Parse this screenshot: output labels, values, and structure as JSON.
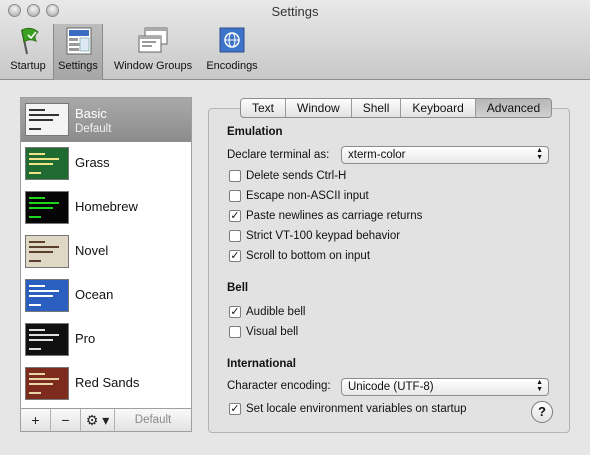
{
  "window": {
    "title": "Settings"
  },
  "toolbar": {
    "items": [
      {
        "label": "Startup",
        "icon": "flag-icon"
      },
      {
        "label": "Settings",
        "icon": "settings-icon",
        "selected": true
      },
      {
        "label": "Window Groups",
        "icon": "window-groups-icon"
      },
      {
        "label": "Encodings",
        "icon": "encodings-globe-icon"
      }
    ]
  },
  "profiles": {
    "items": [
      {
        "name": "Basic",
        "sub": "Default",
        "selected": true,
        "colors": {
          "bg": "#f4f4f4",
          "fg": "#333333"
        }
      },
      {
        "name": "Grass",
        "colors": {
          "bg": "#1f6b32",
          "fg": "#f1e38a"
        }
      },
      {
        "name": "Homebrew",
        "colors": {
          "bg": "#050505",
          "fg": "#1fd61f"
        }
      },
      {
        "name": "Novel",
        "colors": {
          "bg": "#dfd8c4",
          "fg": "#5a3f2b"
        }
      },
      {
        "name": "Ocean",
        "colors": {
          "bg": "#2b5fbf",
          "fg": "#ffffff"
        }
      },
      {
        "name": "Pro",
        "colors": {
          "bg": "#101010",
          "fg": "#e0e0e0"
        }
      },
      {
        "name": "Red Sands",
        "colors": {
          "bg": "#7c2b1d",
          "fg": "#e9d6a6"
        }
      }
    ],
    "footer": {
      "add": "+",
      "remove": "−",
      "gear": "⚙ ▾",
      "default_label": "Default"
    }
  },
  "tabs": [
    {
      "label": "Text"
    },
    {
      "label": "Window"
    },
    {
      "label": "Shell"
    },
    {
      "label": "Keyboard"
    },
    {
      "label": "Advanced",
      "active": true
    }
  ],
  "emulation": {
    "title": "Emulation",
    "declare_label": "Declare terminal as:",
    "declare_value": "xterm-color",
    "options": [
      {
        "label": "Delete sends Ctrl-H",
        "checked": false
      },
      {
        "label": "Escape non-ASCII input",
        "checked": false
      },
      {
        "label": "Paste newlines as carriage returns",
        "checked": true
      },
      {
        "label": "Strict VT-100 keypad behavior",
        "checked": false
      },
      {
        "label": "Scroll to bottom on input",
        "checked": true
      }
    ]
  },
  "bell": {
    "title": "Bell",
    "options": [
      {
        "label": "Audible bell",
        "checked": true
      },
      {
        "label": "Visual bell",
        "checked": false
      }
    ]
  },
  "international": {
    "title": "International",
    "encoding_label": "Character encoding:",
    "encoding_value": "Unicode (UTF-8)",
    "locale_label": "Set locale environment variables on startup",
    "locale_checked": true
  },
  "help": {
    "label": "?"
  }
}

^^^^^^^^^^^^^^^^

**The request**.
Any pictures should be dropped; transcribe the rest of the records above exactly.

**Final answer**.
Parse this screenshot: output labels, values, and structure as JSON.
{
  "window": {
    "title": "Settings"
  },
  "toolbar": {
    "items": [
      {
        "label": "Startup",
        "icon": "flag-icon"
      },
      {
        "label": "Settings",
        "icon": "settings-icon",
        "selected": true
      },
      {
        "label": "Window Groups",
        "icon": "window-groups-icon"
      },
      {
        "label": "Encodings",
        "icon": "encodings-globe-icon"
      }
    ]
  },
  "profiles": {
    "items": [
      {
        "name": "Basic",
        "sub": "Default",
        "selected": true,
        "colors": {
          "bg": "#f4f4f4",
          "fg": "#333333"
        }
      },
      {
        "name": "Grass",
        "colors": {
          "bg": "#1f6b32",
          "fg": "#f1e38a"
        }
      },
      {
        "name": "Homebrew",
        "colors": {
          "bg": "#050505",
          "fg": "#1fd61f"
        }
      },
      {
        "name": "Novel",
        "colors": {
          "bg": "#dfd8c4",
          "fg": "#5a3f2b"
        }
      },
      {
        "name": "Ocean",
        "colors": {
          "bg": "#2b5fbf",
          "fg": "#ffffff"
        }
      },
      {
        "name": "Pro",
        "colors": {
          "bg": "#101010",
          "fg": "#e0e0e0"
        }
      },
      {
        "name": "Red Sands",
        "colors": {
          "bg": "#7c2b1d",
          "fg": "#e9d6a6"
        }
      }
    ],
    "footer": {
      "add": "+",
      "remove": "−",
      "gear": "⚙ ▾",
      "default_label": "Default"
    }
  },
  "tabs": [
    {
      "label": "Text"
    },
    {
      "label": "Window"
    },
    {
      "label": "Shell"
    },
    {
      "label": "Keyboard"
    },
    {
      "label": "Advanced",
      "active": true
    }
  ],
  "emulation": {
    "title": "Emulation",
    "declare_label": "Declare terminal as:",
    "declare_value": "xterm-color",
    "options": [
      {
        "label": "Delete sends Ctrl-H",
        "checked": false
      },
      {
        "label": "Escape non-ASCII input",
        "checked": false
      },
      {
        "label": "Paste newlines as carriage returns",
        "checked": true
      },
      {
        "label": "Strict VT-100 keypad behavior",
        "checked": false
      },
      {
        "label": "Scroll to bottom on input",
        "checked": true
      }
    ]
  },
  "bell": {
    "title": "Bell",
    "options": [
      {
        "label": "Audible bell",
        "checked": true
      },
      {
        "label": "Visual bell",
        "checked": false
      }
    ]
  },
  "international": {
    "title": "International",
    "encoding_label": "Character encoding:",
    "encoding_value": "Unicode (UTF-8)",
    "locale_label": "Set locale environment variables on startup",
    "locale_checked": true
  },
  "help": {
    "label": "?"
  }
}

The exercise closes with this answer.